EXERCISE: In the entries below, count the lines holding "BONDS". Reply with the number only.

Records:
_ _ _ _

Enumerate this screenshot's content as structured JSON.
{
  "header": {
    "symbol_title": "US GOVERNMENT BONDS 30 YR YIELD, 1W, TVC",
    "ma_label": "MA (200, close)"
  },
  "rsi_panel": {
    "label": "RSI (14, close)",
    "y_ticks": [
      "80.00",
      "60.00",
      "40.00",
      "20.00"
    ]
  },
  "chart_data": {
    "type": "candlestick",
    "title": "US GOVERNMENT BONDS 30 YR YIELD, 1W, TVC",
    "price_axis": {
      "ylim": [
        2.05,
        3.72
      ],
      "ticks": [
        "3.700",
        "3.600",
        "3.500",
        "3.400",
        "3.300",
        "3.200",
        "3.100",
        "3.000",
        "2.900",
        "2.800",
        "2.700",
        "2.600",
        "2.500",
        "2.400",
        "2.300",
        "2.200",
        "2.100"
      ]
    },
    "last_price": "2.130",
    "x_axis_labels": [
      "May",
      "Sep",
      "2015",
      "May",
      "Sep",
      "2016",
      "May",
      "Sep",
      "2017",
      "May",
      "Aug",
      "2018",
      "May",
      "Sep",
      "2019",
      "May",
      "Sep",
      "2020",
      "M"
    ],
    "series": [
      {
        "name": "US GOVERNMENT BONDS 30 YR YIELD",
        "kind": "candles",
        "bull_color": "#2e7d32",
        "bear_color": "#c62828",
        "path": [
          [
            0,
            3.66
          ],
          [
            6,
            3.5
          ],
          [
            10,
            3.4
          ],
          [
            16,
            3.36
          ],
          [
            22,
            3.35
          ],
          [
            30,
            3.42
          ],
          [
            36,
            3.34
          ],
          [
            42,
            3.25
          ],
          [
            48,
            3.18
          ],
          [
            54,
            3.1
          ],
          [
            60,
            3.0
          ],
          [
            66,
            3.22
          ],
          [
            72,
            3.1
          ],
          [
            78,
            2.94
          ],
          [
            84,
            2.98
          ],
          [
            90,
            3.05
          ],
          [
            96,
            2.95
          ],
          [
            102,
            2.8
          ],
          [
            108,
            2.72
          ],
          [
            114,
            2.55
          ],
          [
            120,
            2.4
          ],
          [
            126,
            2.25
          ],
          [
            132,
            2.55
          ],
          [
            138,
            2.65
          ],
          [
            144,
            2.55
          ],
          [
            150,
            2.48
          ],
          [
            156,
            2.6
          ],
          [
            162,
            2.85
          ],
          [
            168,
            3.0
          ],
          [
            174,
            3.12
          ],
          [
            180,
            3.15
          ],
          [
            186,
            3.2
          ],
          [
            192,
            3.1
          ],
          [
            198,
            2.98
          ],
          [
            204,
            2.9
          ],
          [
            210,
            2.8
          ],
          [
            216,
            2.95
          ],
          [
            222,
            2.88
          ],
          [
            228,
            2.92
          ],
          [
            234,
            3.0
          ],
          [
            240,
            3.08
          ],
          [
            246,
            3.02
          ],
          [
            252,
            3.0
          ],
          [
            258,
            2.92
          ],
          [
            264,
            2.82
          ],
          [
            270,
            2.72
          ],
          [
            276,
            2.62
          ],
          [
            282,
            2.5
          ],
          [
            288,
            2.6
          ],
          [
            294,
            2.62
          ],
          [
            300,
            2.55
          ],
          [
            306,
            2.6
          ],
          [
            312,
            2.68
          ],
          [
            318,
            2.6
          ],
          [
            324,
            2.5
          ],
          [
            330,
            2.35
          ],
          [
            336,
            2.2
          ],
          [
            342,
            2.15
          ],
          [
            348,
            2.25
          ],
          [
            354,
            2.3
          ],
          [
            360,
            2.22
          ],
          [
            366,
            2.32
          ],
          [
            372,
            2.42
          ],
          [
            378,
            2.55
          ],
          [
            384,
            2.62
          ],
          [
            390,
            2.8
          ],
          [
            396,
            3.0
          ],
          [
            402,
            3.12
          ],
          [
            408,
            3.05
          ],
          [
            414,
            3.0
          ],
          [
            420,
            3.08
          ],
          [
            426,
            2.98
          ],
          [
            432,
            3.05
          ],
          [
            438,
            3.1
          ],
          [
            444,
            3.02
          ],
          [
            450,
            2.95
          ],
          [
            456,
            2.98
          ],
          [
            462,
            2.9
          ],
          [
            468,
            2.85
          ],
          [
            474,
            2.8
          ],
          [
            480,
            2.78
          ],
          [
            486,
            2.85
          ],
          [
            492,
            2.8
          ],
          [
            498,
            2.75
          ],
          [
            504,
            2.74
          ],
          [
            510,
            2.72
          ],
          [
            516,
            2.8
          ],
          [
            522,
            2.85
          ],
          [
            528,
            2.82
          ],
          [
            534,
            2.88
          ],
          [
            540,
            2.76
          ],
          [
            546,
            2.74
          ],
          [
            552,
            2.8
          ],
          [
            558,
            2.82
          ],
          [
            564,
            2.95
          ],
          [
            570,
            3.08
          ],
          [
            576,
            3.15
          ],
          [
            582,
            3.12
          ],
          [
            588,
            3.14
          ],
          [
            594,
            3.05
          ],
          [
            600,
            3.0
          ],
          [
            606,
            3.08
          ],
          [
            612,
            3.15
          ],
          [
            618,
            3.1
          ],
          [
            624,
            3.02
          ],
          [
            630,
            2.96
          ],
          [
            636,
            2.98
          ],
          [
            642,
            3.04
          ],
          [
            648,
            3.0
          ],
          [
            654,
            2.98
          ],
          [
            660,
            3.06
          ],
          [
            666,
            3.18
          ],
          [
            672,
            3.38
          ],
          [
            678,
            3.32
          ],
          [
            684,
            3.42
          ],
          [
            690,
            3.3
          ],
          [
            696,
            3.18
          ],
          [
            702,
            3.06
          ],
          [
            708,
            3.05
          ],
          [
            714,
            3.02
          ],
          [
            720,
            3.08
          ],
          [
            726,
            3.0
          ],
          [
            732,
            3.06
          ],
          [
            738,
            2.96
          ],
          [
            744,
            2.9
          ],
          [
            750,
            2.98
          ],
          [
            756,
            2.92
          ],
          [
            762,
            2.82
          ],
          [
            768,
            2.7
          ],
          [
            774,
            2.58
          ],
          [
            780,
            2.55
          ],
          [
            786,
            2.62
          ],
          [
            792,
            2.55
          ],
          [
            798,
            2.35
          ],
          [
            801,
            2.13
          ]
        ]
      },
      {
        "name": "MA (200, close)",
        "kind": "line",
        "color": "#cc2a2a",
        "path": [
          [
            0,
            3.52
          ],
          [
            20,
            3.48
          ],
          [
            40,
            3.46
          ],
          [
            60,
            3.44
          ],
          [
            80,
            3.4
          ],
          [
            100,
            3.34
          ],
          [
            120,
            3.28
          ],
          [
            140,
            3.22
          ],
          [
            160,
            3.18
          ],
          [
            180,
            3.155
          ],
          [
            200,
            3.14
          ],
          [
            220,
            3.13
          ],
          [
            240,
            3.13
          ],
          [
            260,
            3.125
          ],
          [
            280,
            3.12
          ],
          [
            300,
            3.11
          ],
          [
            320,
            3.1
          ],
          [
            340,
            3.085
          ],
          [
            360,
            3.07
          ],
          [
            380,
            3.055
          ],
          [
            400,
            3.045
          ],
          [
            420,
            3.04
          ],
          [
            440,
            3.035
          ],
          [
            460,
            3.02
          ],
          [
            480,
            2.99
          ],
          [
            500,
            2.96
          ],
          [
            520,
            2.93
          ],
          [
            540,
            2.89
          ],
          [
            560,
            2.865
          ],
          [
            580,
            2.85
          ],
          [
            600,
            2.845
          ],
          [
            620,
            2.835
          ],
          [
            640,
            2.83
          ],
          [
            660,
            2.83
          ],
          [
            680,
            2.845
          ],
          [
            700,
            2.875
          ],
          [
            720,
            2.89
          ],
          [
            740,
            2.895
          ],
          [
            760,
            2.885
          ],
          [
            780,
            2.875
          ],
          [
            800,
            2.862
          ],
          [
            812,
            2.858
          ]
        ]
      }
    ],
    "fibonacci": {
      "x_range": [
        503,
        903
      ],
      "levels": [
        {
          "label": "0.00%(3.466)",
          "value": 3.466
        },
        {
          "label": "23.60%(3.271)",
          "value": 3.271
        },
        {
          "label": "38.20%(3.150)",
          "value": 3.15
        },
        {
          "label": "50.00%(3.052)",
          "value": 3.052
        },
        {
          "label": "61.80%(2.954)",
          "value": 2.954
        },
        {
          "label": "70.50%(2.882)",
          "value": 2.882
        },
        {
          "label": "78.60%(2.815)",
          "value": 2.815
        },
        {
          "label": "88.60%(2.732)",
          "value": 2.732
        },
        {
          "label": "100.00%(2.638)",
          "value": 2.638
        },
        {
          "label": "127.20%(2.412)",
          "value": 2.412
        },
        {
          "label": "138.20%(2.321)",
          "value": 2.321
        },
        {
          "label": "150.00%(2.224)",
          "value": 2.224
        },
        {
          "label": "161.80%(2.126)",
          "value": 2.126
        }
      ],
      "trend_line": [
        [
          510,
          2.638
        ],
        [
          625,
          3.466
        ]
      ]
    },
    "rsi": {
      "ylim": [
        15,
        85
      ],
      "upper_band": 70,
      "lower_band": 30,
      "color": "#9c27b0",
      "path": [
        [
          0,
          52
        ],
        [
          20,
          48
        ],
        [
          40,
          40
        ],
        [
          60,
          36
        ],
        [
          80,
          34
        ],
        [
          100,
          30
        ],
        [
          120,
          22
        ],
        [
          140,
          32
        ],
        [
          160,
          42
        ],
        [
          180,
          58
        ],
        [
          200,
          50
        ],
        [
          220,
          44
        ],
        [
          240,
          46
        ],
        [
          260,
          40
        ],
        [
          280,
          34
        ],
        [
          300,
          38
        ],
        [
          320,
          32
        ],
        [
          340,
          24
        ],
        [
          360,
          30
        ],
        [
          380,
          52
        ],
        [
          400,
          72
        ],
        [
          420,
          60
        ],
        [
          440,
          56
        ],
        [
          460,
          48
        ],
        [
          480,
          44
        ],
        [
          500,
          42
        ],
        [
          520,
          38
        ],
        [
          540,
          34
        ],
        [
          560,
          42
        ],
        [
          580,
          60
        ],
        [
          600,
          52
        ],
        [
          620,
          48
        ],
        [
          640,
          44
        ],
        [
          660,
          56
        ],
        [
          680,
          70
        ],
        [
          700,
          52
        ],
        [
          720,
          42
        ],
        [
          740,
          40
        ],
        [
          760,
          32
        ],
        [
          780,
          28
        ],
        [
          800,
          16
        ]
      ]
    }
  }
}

_ _ _ _

THE RESULT: 3